-- Your goal --
Write the data out again in full, with no departure from the original.

-- Recorded data --
# # # # # # #

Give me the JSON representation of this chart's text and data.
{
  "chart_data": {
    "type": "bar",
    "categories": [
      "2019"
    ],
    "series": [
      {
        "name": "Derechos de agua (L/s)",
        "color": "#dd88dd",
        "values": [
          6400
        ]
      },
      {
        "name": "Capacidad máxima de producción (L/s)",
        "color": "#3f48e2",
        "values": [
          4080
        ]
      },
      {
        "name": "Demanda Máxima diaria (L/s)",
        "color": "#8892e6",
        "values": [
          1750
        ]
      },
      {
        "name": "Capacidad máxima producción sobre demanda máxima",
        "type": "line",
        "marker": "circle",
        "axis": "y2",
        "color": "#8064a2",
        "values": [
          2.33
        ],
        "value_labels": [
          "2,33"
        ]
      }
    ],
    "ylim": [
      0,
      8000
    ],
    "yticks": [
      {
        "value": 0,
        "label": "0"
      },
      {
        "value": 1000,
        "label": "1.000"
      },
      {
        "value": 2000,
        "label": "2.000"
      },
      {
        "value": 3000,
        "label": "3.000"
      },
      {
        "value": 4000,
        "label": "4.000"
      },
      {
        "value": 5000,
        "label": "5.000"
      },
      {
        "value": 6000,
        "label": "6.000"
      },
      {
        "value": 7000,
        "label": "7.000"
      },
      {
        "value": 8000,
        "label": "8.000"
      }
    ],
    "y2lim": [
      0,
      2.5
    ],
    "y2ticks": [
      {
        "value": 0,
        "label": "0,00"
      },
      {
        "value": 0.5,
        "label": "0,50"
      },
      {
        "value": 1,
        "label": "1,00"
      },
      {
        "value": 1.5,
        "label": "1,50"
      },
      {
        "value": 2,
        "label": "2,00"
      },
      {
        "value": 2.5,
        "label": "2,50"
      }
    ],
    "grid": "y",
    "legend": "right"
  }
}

# # # # # # #

-- Solution for this task --
Give me the JSON representation of this chart's text and data.
{
  "chart_data": {
    "type": "bar",
    "categories": [
      "2019"
    ],
    "series": [
      {
        "name": "Derechos de agua (L/s)",
        "color": "#dd88dd",
        "values": [
          6400
        ]
      },
      {
        "name": "Capacidad máxima de producción (L/s)",
        "color": "#3f48e2",
        "values": [
          4080
        ]
      },
      {
        "name": "Demanda Máxima diaria (L/s)",
        "color": "#8892e6",
        "values": [
          1750
        ]
      },
      {
        "name": "Capacidad máxima producción sobre demanda máxima",
        "type": "line",
        "marker": "circle",
        "axis": "y2",
        "color": "#8064a2",
        "values": [
          2.33
        ],
        "value_labels": [
          "2,33"
        ]
      }
    ],
    "ylim": [
      0,
      8000
    ],
    "yticks": [
      {
        "value": 0,
        "label": "0"
      },
      {
        "value": 1000,
        "label": "1.000"
      },
      {
        "value": 2000,
        "label": "2.000"
      },
      {
        "value": 3000,
        "label": "3.000"
      },
      {
        "value": 4000,
        "label": "4.000"
      },
      {
        "value": 5000,
        "label": "5.000"
      },
      {
        "value": 6000,
        "label": "6.000"
      },
      {
        "value": 7000,
        "label": "7.000"
      },
      {
        "value": 8000,
        "label": "8.000"
      }
    ],
    "y2lim": [
      0,
      2.5
    ],
    "y2ticks": [
      {
        "value": 0,
        "label": "0,00"
      },
      {
        "value": 0.5,
        "label": "0,50"
      },
      {
        "value": 1,
        "label": "1,00"
      },
      {
        "value": 1.5,
        "label": "1,50"
      },
      {
        "value": 2,
        "label": "2,00"
      },
      {
        "value": 2.5,
        "label": "2,50"
      }
    ],
    "grid": "y",
    "legend": "right"
  }
}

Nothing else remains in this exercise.